Omit every picture while repeating the entries exactly.

>> Start

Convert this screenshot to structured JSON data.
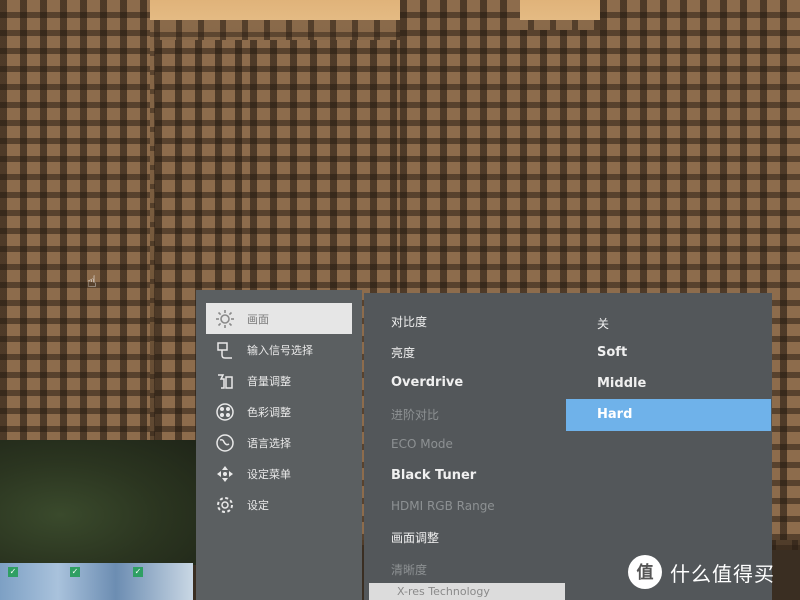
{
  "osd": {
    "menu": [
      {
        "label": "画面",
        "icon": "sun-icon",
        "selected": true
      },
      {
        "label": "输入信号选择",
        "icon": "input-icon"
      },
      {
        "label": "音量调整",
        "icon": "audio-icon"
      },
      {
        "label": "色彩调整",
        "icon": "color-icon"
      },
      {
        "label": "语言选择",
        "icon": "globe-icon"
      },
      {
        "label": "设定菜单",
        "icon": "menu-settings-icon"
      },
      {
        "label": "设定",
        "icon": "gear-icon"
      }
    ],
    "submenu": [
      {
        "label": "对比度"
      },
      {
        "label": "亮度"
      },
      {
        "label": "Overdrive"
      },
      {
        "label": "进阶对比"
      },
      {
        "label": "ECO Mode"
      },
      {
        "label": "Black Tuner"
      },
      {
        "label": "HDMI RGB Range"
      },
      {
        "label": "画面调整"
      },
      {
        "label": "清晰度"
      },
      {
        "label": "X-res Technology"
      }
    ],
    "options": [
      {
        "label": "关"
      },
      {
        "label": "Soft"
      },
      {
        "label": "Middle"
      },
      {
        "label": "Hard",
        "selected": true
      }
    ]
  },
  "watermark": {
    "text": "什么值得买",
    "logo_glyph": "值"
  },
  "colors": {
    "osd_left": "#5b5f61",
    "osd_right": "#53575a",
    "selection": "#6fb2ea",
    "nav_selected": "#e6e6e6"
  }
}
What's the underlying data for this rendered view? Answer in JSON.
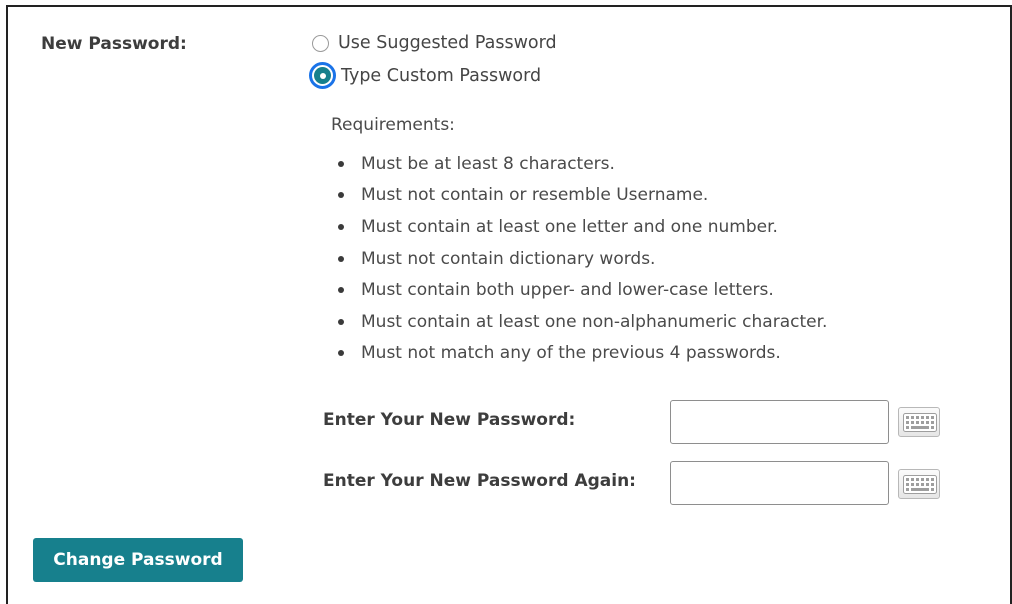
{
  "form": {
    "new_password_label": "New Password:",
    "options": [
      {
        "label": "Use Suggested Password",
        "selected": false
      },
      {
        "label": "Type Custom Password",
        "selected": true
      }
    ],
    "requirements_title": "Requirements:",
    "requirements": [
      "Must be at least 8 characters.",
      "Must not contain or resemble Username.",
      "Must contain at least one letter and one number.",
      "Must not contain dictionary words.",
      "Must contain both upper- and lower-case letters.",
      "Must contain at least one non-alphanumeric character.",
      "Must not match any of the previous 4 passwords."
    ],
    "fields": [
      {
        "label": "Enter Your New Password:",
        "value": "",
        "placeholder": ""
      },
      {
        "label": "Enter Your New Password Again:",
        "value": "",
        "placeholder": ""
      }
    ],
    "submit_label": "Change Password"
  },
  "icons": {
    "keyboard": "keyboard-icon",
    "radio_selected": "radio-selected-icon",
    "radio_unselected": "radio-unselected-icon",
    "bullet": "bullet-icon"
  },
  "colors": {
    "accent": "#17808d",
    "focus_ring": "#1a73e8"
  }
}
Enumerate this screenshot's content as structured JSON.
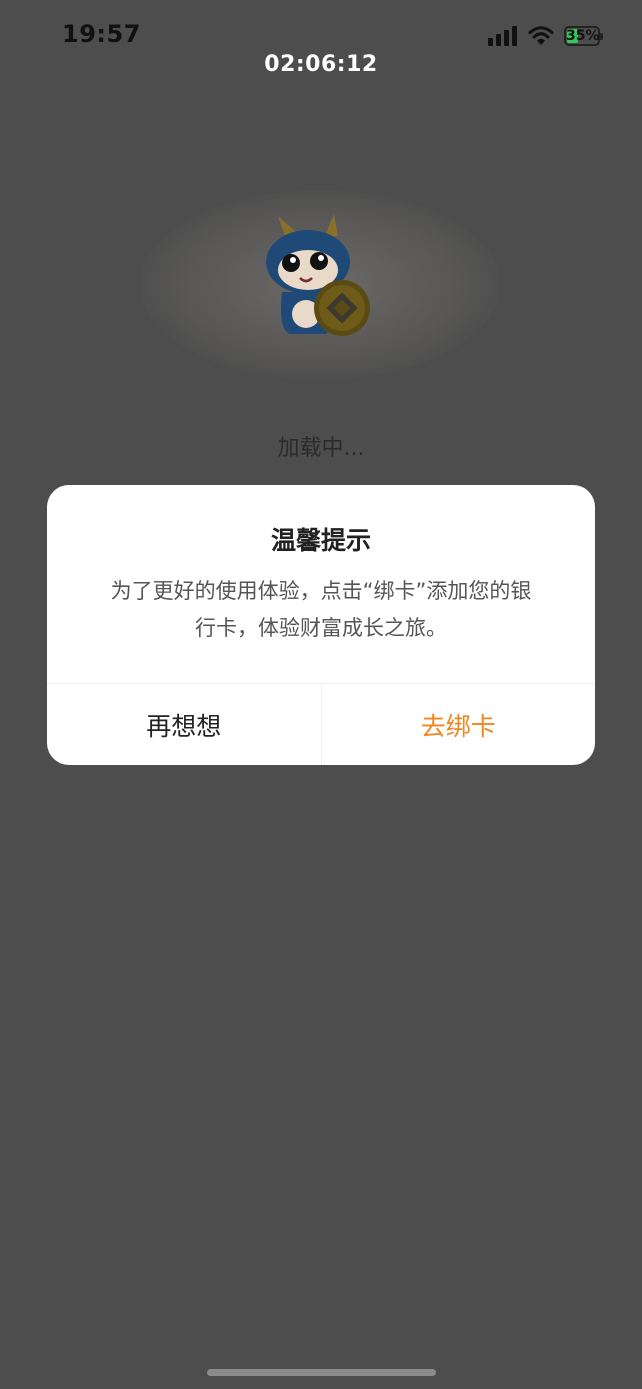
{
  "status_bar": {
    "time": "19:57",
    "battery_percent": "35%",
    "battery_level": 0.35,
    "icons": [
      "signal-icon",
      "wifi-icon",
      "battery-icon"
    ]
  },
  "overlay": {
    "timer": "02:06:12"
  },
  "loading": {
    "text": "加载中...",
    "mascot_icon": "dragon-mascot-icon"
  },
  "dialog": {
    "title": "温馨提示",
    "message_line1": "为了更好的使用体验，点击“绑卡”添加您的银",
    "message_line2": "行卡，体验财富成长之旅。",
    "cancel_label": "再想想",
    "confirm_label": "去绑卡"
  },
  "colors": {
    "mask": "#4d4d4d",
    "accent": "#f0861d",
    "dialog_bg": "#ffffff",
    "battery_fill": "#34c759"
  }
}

>> End

Answer to the task
Convert this screenshot to structured JSON data.
{
  "osd": {
    "menu": [
      {
        "label": "画面",
        "icon": "sun-icon",
        "selected": true
      },
      {
        "label": "输入信号选择",
        "icon": "input-icon"
      },
      {
        "label": "音量调整",
        "icon": "audio-icon"
      },
      {
        "label": "色彩调整",
        "icon": "color-icon"
      },
      {
        "label": "语言选择",
        "icon": "globe-icon"
      },
      {
        "label": "设定菜单",
        "icon": "menu-settings-icon"
      },
      {
        "label": "设定",
        "icon": "gear-icon"
      }
    ],
    "submenu": [
      {
        "label": "对比度"
      },
      {
        "label": "亮度"
      },
      {
        "label": "Overdrive"
      },
      {
        "label": "进阶对比"
      },
      {
        "label": "ECO Mode"
      },
      {
        "label": "Black Tuner"
      },
      {
        "label": "HDMI RGB Range"
      },
      {
        "label": "画面调整"
      },
      {
        "label": "清晰度"
      },
      {
        "label": "X-res Technology"
      }
    ],
    "options": [
      {
        "label": "关"
      },
      {
        "label": "Soft"
      },
      {
        "label": "Middle"
      },
      {
        "label": "Hard",
        "selected": true
      }
    ]
  },
  "watermark": {
    "text": "什么值得买",
    "logo_glyph": "值"
  },
  "colors": {
    "osd_left": "#5b5f61",
    "osd_right": "#53575a",
    "selection": "#6fb2ea",
    "nav_selected": "#e6e6e6"
  }
}
What's the underlying data for this rendered view? Answer in JSON.
{
  "form": {
    "new_password_label": "New Password:",
    "options": [
      {
        "label": "Use Suggested Password",
        "selected": false
      },
      {
        "label": "Type Custom Password",
        "selected": true
      }
    ],
    "requirements_title": "Requirements:",
    "requirements": [
      "Must be at least 8 characters.",
      "Must not contain or resemble Username.",
      "Must contain at least one letter and one number.",
      "Must not contain dictionary words.",
      "Must contain both upper- and lower-case letters.",
      "Must contain at least one non-alphanumeric character.",
      "Must not match any of the previous 4 passwords."
    ],
    "fields": [
      {
        "label": "Enter Your New Password:",
        "value": "",
        "placeholder": ""
      },
      {
        "label": "Enter Your New Password Again:",
        "value": "",
        "placeholder": ""
      }
    ],
    "submit_label": "Change Password"
  },
  "icons": {
    "keyboard": "keyboard-icon",
    "radio_selected": "radio-selected-icon",
    "radio_unselected": "radio-unselected-icon",
    "bullet": "bullet-icon"
  },
  "colors": {
    "accent": "#17808d",
    "focus_ring": "#1a73e8"
  }
}
Enumerate this screenshot's content as structured JSON.
{
  "status_bar": {
    "time": "19:57",
    "battery_percent": "35%",
    "battery_level": 0.35,
    "icons": [
      "signal-icon",
      "wifi-icon",
      "battery-icon"
    ]
  },
  "overlay": {
    "timer": "02:06:12"
  },
  "loading": {
    "text": "加载中...",
    "mascot_icon": "dragon-mascot-icon"
  },
  "dialog": {
    "title": "温馨提示",
    "message_line1": "为了更好的使用体验，点击“绑卡”添加您的银",
    "message_line2": "行卡，体验财富成长之旅。",
    "cancel_label": "再想想",
    "confirm_label": "去绑卡"
  },
  "colors": {
    "mask": "#4d4d4d",
    "accent": "#f0861d",
    "dialog_bg": "#ffffff",
    "battery_fill": "#34c759"
  }
}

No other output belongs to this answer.